Written request »
Each line containing the word "JSON" should be found and copied.
---+---
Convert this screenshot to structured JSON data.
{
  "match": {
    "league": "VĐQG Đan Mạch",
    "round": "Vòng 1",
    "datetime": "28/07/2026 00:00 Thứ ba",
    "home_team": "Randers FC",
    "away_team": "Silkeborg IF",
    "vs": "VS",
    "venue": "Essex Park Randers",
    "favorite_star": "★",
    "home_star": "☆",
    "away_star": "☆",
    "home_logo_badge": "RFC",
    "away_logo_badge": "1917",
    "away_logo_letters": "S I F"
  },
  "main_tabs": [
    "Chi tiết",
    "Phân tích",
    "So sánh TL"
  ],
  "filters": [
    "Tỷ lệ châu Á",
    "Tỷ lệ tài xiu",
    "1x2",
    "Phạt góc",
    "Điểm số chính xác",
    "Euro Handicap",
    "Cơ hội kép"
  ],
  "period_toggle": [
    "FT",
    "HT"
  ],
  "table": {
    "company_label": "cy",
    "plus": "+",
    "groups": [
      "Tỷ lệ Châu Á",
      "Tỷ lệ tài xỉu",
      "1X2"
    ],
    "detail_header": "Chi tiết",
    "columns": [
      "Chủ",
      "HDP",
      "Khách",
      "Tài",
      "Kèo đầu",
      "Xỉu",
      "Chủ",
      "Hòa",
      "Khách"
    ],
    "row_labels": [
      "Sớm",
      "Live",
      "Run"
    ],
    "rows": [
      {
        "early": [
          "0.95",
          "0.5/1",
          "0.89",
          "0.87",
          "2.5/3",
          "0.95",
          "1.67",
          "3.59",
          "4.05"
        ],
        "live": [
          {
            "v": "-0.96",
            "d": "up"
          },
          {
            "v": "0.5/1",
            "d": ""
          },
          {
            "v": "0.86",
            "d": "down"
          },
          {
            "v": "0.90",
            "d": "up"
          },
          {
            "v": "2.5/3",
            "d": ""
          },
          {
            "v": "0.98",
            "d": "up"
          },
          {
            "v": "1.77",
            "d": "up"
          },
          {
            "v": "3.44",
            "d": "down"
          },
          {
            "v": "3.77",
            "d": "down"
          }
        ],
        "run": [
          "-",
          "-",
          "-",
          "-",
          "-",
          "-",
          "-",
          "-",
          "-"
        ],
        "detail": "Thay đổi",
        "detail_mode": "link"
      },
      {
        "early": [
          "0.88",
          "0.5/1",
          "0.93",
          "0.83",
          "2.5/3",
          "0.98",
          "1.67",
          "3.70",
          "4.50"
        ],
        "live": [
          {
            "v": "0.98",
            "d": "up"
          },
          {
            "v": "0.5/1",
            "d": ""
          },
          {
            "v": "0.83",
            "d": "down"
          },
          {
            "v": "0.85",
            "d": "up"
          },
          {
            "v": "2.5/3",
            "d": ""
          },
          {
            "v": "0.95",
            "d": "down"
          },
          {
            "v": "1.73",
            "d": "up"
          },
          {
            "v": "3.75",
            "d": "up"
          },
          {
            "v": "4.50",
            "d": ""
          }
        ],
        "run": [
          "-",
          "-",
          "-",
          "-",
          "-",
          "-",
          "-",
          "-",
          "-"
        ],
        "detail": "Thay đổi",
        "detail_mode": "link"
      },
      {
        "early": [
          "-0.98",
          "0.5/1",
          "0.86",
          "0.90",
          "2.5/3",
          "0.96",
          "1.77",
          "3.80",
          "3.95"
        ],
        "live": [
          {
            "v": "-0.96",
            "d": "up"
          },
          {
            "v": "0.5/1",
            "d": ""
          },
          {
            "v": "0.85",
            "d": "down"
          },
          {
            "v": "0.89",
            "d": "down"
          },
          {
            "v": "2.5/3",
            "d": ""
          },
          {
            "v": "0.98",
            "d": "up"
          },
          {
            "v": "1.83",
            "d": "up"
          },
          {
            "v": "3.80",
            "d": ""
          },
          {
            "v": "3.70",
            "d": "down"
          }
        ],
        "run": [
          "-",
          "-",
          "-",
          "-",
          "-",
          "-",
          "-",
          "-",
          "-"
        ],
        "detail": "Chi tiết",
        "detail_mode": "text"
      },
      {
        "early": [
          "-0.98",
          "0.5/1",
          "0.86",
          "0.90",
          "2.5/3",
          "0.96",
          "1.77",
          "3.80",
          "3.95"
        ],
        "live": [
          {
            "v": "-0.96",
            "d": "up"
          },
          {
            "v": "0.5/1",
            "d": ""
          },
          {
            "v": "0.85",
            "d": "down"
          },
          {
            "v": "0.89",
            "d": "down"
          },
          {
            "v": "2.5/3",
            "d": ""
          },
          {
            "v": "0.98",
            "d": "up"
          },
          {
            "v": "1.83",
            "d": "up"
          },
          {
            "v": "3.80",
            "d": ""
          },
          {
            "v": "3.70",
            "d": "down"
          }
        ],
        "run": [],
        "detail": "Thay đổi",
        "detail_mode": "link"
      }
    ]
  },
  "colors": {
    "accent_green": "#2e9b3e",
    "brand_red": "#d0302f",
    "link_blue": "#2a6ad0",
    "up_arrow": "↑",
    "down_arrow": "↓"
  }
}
---+---
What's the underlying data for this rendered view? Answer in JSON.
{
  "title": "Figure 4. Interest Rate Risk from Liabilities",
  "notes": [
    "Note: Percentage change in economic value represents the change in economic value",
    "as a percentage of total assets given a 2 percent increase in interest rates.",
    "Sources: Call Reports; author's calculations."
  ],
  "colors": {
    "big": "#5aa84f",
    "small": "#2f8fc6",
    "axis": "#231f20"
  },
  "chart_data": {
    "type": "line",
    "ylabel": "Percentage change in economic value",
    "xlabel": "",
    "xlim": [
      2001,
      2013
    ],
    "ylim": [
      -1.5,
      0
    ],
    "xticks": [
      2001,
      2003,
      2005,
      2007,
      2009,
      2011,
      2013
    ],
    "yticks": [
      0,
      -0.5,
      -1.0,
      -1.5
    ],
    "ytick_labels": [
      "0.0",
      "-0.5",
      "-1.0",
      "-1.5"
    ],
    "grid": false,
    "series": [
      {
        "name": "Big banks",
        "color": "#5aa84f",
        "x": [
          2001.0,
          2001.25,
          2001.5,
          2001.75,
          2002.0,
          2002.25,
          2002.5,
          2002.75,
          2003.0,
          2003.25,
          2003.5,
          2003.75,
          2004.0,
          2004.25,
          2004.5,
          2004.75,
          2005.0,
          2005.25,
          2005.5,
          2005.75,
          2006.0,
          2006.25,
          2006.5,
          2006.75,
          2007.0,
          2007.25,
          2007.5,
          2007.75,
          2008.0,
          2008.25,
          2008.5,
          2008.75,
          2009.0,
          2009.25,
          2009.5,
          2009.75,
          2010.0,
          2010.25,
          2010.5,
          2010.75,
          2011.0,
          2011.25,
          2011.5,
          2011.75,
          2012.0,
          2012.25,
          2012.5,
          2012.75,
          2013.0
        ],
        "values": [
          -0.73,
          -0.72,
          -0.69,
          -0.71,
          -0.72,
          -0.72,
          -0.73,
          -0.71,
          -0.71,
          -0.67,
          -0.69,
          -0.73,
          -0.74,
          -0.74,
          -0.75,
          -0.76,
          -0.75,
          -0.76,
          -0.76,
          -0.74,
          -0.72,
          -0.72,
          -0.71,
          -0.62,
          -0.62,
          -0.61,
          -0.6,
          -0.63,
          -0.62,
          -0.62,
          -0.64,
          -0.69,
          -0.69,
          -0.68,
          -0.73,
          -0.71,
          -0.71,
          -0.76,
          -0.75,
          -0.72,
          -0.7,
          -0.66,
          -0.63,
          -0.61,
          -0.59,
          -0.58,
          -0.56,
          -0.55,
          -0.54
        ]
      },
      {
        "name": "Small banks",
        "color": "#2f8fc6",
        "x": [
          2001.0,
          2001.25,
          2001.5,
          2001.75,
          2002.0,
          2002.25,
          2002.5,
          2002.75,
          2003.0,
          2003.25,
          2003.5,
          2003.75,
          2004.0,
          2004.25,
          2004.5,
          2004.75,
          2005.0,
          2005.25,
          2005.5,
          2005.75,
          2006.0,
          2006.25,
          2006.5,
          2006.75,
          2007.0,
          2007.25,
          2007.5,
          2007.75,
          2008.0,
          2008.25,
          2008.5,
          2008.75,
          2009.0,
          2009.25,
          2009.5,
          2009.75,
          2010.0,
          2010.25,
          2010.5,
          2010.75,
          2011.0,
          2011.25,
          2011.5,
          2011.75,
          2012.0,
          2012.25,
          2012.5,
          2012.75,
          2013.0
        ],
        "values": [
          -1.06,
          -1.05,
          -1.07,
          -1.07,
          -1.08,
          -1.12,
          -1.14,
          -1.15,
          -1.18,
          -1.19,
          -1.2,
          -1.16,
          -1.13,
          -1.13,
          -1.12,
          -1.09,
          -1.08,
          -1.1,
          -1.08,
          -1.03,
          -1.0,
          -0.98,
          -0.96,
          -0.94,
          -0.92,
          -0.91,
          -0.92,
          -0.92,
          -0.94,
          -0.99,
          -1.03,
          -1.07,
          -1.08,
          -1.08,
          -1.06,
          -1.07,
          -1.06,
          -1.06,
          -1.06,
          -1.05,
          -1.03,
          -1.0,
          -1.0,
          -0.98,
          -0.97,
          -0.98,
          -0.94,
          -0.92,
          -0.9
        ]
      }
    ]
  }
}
---+---
Result of this task »
Convert this screenshot to structured JSON data.
What's the underlying data for this rendered view? Answer in JSON.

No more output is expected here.